Data records:
################
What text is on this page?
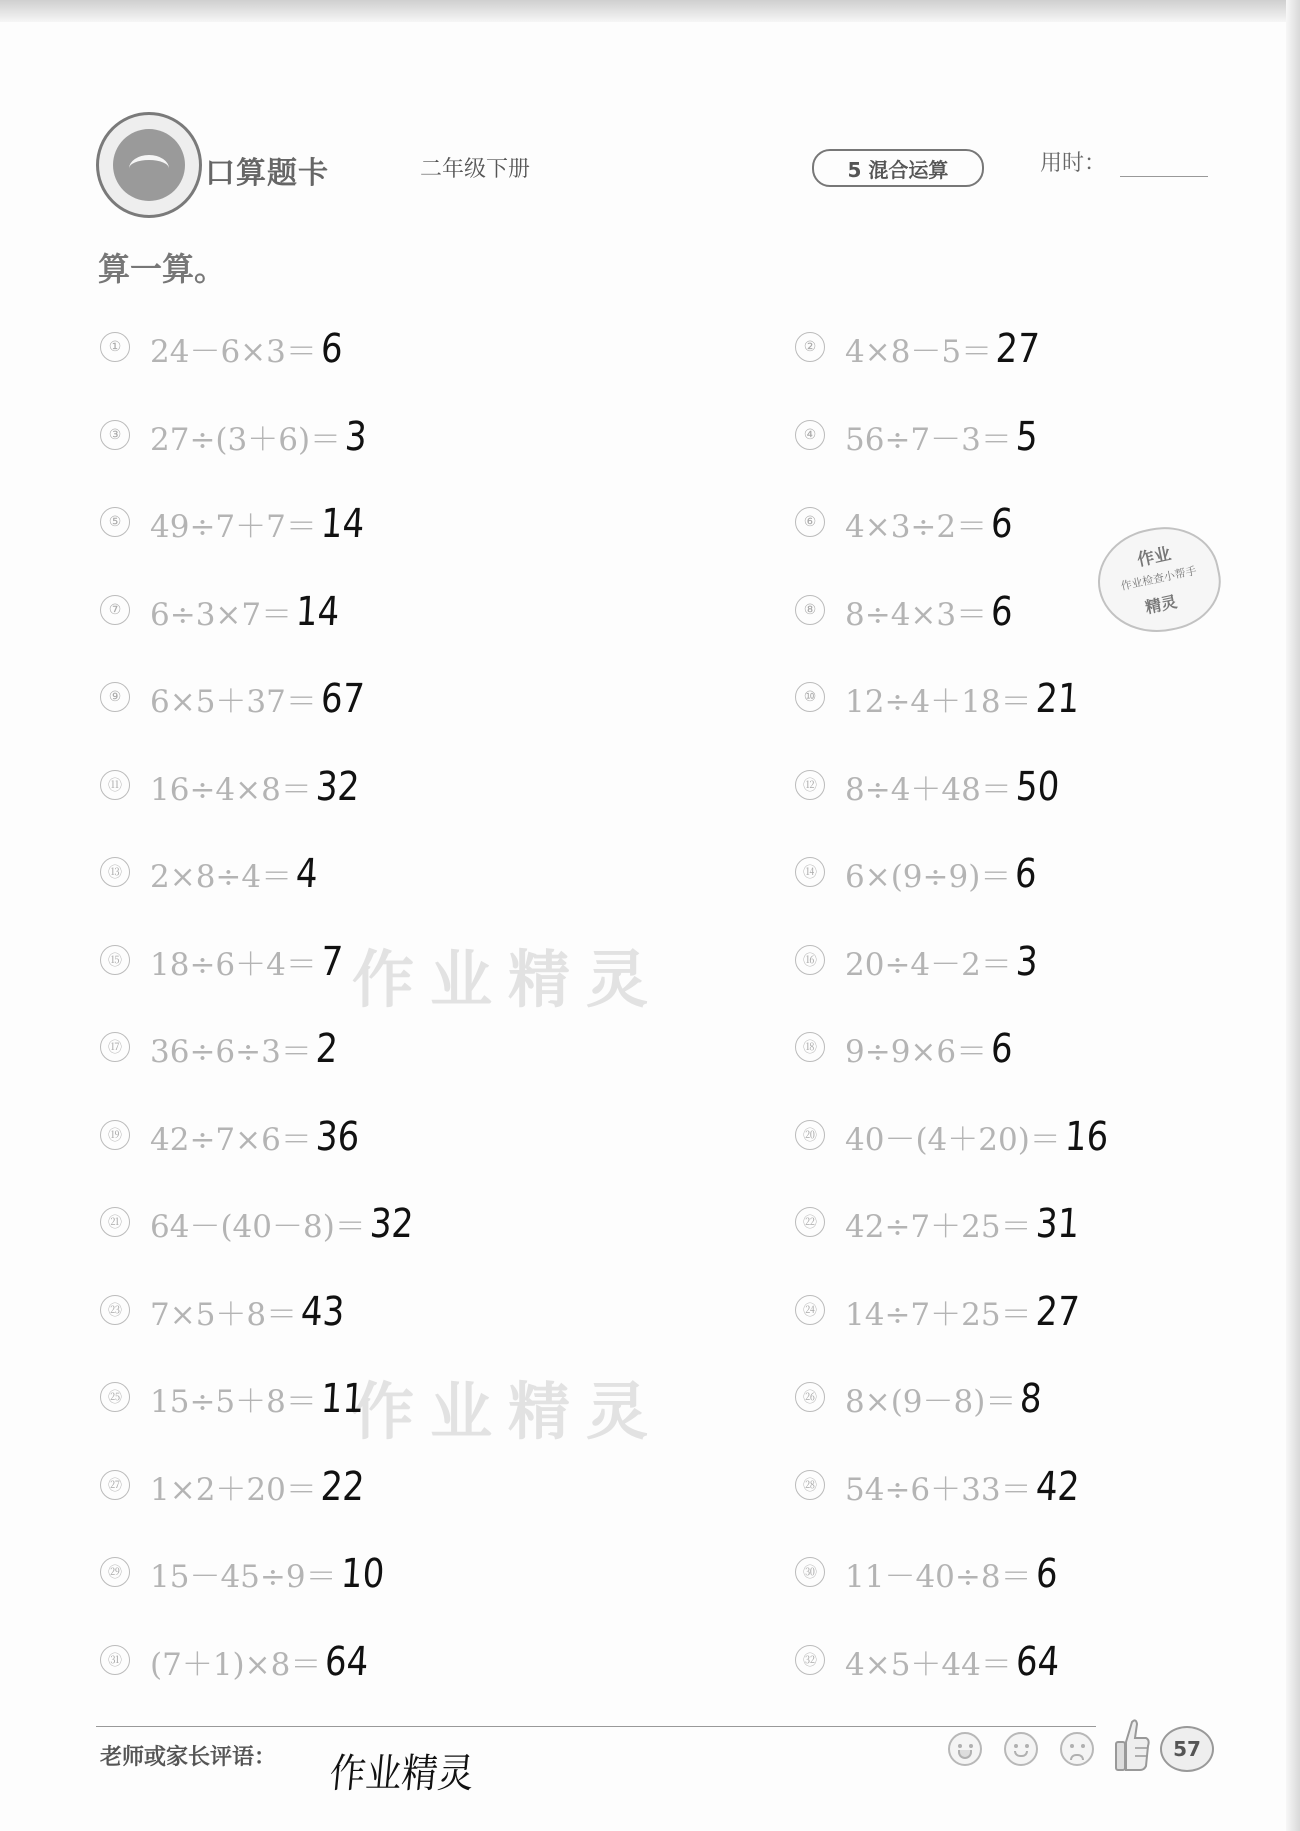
口算题卡	二年级下册	5 混合运算	用时：
算一算。
作业精灵
作业精灵
作业
作业检查小帮手
精灵
① 24－6×3＝6	② 4×8－5＝27
③ 27÷(3＋6)＝3	④ 56÷7－3＝5
⑤ 49÷7＋7＝14	⑥ 4×3÷2＝6
⑦ 6÷3×7＝14	⑧ 8÷4×3＝6
⑨ 6×5＋37＝67	⑩ 12÷4＋18＝21
⑪ 16÷4×8＝32	⑫ 8÷4＋48＝50
⑬ 2×8÷4＝4	⑭ 6×(9÷9)＝6
⑮ 18÷6＋4＝7	⑯ 20÷4－2＝3
⑰ 36÷6÷3＝2	⑱ 9÷9×6＝6
⑲ 42÷7×6＝36	⑳ 40－(4＋20)＝16
㉑ 64－(40－8)＝32	㉒ 42÷7＋25＝31
㉓ 7×5＋8＝43	㉔ 14÷7＋25＝27
㉕ 15÷5＋8＝11	㉖ 8×(9－8)＝8
㉗ 1×2＋20＝22	㉘ 54÷6＋33＝42
㉙ 15－45÷9＝10	㉚ 11－40÷8＝6
㉛ (7＋1)×8＝64	㉜ 4×5＋44＝64
老师或家长评语： 作业精灵
57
################
Reproduce the material word for word. Any pictures should be left out of the copy.

What text is on this page?
口算题卡	二年级下册	5 混合运算	用时：
算一算。
作业精灵
作业精灵
作业
作业检查小帮手
精灵
① 24－6×3＝6	② 4×8－5＝27
③ 27÷(3＋6)＝3	④ 56÷7－3＝5
⑤ 49÷7＋7＝14	⑥ 4×3÷2＝6
⑦ 6÷3×7＝14	⑧ 8÷4×3＝6
⑨ 6×5＋37＝67	⑩ 12÷4＋18＝21
⑪ 16÷4×8＝32	⑫ 8÷4＋48＝50
⑬ 2×8÷4＝4	⑭ 6×(9÷9)＝6
⑮ 18÷6＋4＝7	⑯ 20÷4－2＝3
⑰ 36÷6÷3＝2	⑱ 9÷9×6＝6
⑲ 42÷7×6＝36	⑳ 40－(4＋20)＝16
㉑ 64－(40－8)＝32	㉒ 42÷7＋25＝31
㉓ 7×5＋8＝43	㉔ 14÷7＋25＝27
㉕ 15÷5＋8＝11	㉖ 8×(9－8)＝8
㉗ 1×2＋20＝22	㉘ 54÷6＋33＝42
㉙ 15－45÷9＝10	㉚ 11－40÷8＝6
㉛ (7＋1)×8＝64	㉜ 4×5＋44＝64
老师或家长评语： 作业精灵
57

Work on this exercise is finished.